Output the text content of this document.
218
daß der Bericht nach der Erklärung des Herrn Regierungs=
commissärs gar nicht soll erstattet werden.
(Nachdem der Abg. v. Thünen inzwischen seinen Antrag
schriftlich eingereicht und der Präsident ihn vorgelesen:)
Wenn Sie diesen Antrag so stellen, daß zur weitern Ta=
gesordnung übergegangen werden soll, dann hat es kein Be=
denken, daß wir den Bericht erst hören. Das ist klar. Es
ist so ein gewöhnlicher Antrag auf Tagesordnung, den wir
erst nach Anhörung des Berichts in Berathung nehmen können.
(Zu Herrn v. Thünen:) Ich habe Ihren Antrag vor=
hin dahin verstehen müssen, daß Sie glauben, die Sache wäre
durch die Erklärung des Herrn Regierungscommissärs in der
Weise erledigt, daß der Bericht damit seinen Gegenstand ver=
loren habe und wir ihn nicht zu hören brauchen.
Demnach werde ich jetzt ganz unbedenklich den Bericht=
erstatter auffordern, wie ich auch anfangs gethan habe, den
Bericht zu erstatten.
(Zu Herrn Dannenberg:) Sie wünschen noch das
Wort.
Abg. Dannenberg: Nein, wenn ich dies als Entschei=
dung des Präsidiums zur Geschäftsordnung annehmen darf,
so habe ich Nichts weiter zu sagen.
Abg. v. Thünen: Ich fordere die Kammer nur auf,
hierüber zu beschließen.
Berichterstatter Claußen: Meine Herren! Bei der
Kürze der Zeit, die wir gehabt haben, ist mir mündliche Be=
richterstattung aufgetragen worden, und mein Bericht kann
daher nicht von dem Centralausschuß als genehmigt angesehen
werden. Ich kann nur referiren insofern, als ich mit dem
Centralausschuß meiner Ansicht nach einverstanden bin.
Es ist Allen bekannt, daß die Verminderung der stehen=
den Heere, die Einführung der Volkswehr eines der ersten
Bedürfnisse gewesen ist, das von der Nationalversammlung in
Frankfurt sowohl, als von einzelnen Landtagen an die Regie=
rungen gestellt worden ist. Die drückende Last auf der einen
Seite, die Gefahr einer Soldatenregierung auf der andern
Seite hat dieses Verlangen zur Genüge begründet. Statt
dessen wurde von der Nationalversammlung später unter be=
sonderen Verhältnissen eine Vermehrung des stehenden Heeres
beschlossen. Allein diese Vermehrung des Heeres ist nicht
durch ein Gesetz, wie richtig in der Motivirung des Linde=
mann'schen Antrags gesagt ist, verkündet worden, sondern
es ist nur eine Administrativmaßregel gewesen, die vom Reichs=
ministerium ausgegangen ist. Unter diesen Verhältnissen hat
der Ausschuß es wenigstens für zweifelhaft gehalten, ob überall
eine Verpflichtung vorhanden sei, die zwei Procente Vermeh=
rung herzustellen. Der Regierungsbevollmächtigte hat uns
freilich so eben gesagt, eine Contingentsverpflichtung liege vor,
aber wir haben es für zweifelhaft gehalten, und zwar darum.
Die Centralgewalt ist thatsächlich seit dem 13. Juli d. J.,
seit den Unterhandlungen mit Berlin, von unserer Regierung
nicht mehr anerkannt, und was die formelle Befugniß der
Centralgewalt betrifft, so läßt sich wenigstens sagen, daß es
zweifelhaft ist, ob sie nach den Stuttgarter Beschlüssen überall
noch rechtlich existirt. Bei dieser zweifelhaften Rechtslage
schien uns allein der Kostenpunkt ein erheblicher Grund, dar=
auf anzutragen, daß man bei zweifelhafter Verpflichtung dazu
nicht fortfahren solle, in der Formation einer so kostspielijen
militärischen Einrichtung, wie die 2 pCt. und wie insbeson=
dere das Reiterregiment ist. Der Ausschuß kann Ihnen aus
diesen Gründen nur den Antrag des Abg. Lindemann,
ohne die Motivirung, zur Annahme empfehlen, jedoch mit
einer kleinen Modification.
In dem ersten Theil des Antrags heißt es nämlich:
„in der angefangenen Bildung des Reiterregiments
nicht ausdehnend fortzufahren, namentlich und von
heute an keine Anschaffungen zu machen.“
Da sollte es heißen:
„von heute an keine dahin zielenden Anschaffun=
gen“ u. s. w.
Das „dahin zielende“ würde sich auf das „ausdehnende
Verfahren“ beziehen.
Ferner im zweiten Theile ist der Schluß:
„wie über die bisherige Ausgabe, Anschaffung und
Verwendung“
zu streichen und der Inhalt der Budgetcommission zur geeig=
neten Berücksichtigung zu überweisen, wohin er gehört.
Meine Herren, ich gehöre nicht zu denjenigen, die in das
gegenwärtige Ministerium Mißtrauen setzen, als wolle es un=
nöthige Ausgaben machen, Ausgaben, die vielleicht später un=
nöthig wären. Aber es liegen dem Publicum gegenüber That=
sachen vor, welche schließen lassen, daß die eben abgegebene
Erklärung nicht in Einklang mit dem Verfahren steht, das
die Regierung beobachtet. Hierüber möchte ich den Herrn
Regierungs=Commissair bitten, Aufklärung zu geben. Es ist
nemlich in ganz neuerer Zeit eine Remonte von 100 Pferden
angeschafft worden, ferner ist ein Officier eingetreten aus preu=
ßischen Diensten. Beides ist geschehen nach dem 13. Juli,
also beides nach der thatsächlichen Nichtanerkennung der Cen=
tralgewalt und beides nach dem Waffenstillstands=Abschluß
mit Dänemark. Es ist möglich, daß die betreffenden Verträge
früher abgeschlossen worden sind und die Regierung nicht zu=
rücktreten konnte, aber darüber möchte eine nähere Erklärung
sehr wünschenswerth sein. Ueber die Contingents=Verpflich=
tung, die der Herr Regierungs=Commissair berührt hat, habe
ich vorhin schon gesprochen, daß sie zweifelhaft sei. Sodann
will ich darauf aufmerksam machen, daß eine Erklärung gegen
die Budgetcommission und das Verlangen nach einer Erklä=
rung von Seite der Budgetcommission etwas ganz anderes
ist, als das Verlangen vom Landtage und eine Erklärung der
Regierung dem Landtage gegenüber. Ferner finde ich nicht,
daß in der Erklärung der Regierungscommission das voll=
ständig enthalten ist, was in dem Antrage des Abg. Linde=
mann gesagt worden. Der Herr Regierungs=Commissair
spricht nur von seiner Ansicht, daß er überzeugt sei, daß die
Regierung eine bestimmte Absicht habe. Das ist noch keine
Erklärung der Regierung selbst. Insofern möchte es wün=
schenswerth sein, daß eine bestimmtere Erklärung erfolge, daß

Exercise details
Repeat all of the records above exactly as written.

Solved exercise
Output the text content of this document.
218
daß der Bericht nach der Erklärung des Herrn Regierungs=
commissärs gar nicht soll erstattet werden.
(Nachdem der Abg. v. Thünen inzwischen seinen Antrag
schriftlich eingereicht und der Präsident ihn vorgelesen:)
Wenn Sie diesen Antrag so stellen, daß zur weitern Ta=
gesordnung übergegangen werden soll, dann hat es kein Be=
denken, daß wir den Bericht erst hören. Das ist klar. Es
ist so ein gewöhnlicher Antrag auf Tagesordnung, den wir
erst nach Anhörung des Berichts in Berathung nehmen können.
(Zu Herrn v. Thünen:) Ich habe Ihren Antrag vor=
hin dahin verstehen müssen, daß Sie glauben, die Sache wäre
durch die Erklärung des Herrn Regierungscommissärs in der
Weise erledigt, daß der Bericht damit seinen Gegenstand ver=
loren habe und wir ihn nicht zu hören brauchen.
Demnach werde ich jetzt ganz unbedenklich den Bericht=
erstatter auffordern, wie ich auch anfangs gethan habe, den
Bericht zu erstatten.
(Zu Herrn Dannenberg:) Sie wünschen noch das
Wort.
Abg. Dannenberg: Nein, wenn ich dies als Entschei=
dung des Präsidiums zur Geschäftsordnung annehmen darf,
so habe ich Nichts weiter zu sagen.
Abg. v. Thünen: Ich fordere die Kammer nur auf,
hierüber zu beschließen.
Berichterstatter Claußen: Meine Herren! Bei der
Kürze der Zeit, die wir gehabt haben, ist mir mündliche Be=
richterstattung aufgetragen worden, und mein Bericht kann
daher nicht von dem Centralausschuß als genehmigt angesehen
werden. Ich kann nur referiren insofern, als ich mit dem
Centralausschuß meiner Ansicht nach einverstanden bin.
Es ist Allen bekannt, daß die Verminderung der stehen=
den Heere, die Einführung der Volkswehr eines der ersten
Bedürfnisse gewesen ist, das von der Nationalversammlung in
Frankfurt sowohl, als von einzelnen Landtagen an die Regie=
rungen gestellt worden ist. Die drückende Last auf der einen
Seite, die Gefahr einer Soldatenregierung auf der andern
Seite hat dieses Verlangen zur Genüge begründet. Statt
dessen wurde von der Nationalversammlung später unter be=
sonderen Verhältnissen eine Vermehrung des stehenden Heeres
beschlossen. Allein diese Vermehrung des Heeres ist nicht
durch ein Gesetz, wie richtig in der Motivirung des Linde=
mann'schen Antrags gesagt ist, verkündet worden, sondern
es ist nur eine Administrativmaßregel gewesen, die vom Reichs=
ministerium ausgegangen ist. Unter diesen Verhältnissen hat
der Ausschuß es wenigstens für zweifelhaft gehalten, ob überall
eine Verpflichtung vorhanden sei, die zwei Procente Vermeh=
rung herzustellen. Der Regierungsbevollmächtigte hat uns
freilich so eben gesagt, eine Contingentsverpflichtung liege vor,
aber wir haben es für zweifelhaft gehalten, und zwar darum.
Die Centralgewalt ist thatsächlich seit dem 13. Juli d. J.,
seit den Unterhandlungen mit Berlin, von unserer Regierung
nicht mehr anerkannt, und was die formelle Befugniß der
Centralgewalt betrifft, so läßt sich wenigstens sagen, daß es
zweifelhaft ist, ob sie nach den Stuttgarter Beschlüssen überall
noch rechtlich existirt. Bei dieser zweifelhaften Rechtslage
schien uns allein der Kostenpunkt ein erheblicher Grund, dar=
auf anzutragen, daß man bei zweifelhafter Verpflichtung dazu
nicht fortfahren solle, in der Formation einer so kostspielijen
militärischen Einrichtung, wie die 2 pCt. und wie insbeson=
dere das Reiterregiment ist. Der Ausschuß kann Ihnen aus
diesen Gründen nur den Antrag des Abg. Lindemann,
ohne die Motivirung, zur Annahme empfehlen, jedoch mit
einer kleinen Modification.
In dem ersten Theil des Antrags heißt es nämlich:
„in der angefangenen Bildung des Reiterregiments
nicht ausdehnend fortzufahren, namentlich und von
heute an keine Anschaffungen zu machen.“
Da sollte es heißen:
„von heute an keine dahin zielenden Anschaffun=
gen“ u. s. w.
Das „dahin zielende“ würde sich auf das „ausdehnende
Verfahren“ beziehen.
Ferner im zweiten Theile ist der Schluß:
„wie über die bisherige Ausgabe, Anschaffung und
Verwendung“
zu streichen und der Inhalt der Budgetcommission zur geeig=
neten Berücksichtigung zu überweisen, wohin er gehört.
Meine Herren, ich gehöre nicht zu denjenigen, die in das
gegenwärtige Ministerium Mißtrauen setzen, als wolle es un=
nöthige Ausgaben machen, Ausgaben, die vielleicht später un=
nöthig wären. Aber es liegen dem Publicum gegenüber That=
sachen vor, welche schließen lassen, daß die eben abgegebene
Erklärung nicht in Einklang mit dem Verfahren steht, das
die Regierung beobachtet. Hierüber möchte ich den Herrn
Regierungs=Commissair bitten, Aufklärung zu geben. Es ist
nemlich in ganz neuerer Zeit eine Remonte von 100 Pferden
angeschafft worden, ferner ist ein Officier eingetreten aus preu=
ßischen Diensten. Beides ist geschehen nach dem 13. Juli,
also beides nach der thatsächlichen Nichtanerkennung der Cen=
tralgewalt und beides nach dem Waffenstillstands=Abschluß
mit Dänemark. Es ist möglich, daß die betreffenden Verträge
früher abgeschlossen worden sind und die Regierung nicht zu=
rücktreten konnte, aber darüber möchte eine nähere Erklärung
sehr wünschenswerth sein. Ueber die Contingents=Verpflich=
tung, die der Herr Regierungs=Commissair berührt hat, habe
ich vorhin schon gesprochen, daß sie zweifelhaft sei. Sodann
will ich darauf aufmerksam machen, daß eine Erklärung gegen
die Budgetcommission und das Verlangen nach einer Erklä=
rung von Seite der Budgetcommission etwas ganz anderes
ist, als das Verlangen vom Landtage und eine Erklärung der
Regierung dem Landtage gegenüber. Ferner finde ich nicht,
daß in der Erklärung der Regierungscommission das voll=
ständig enthalten ist, was in dem Antrage des Abg. Linde=
mann gesagt worden. Der Herr Regierungs=Commissair
spricht nur von seiner Ansicht, daß er überzeugt sei, daß die
Regierung eine bestimmte Absicht habe. Das ist noch keine
Erklärung der Regierung selbst. Insofern möchte es wün=
schenswerth sein, daß eine bestimmtere Erklärung erfolge, daß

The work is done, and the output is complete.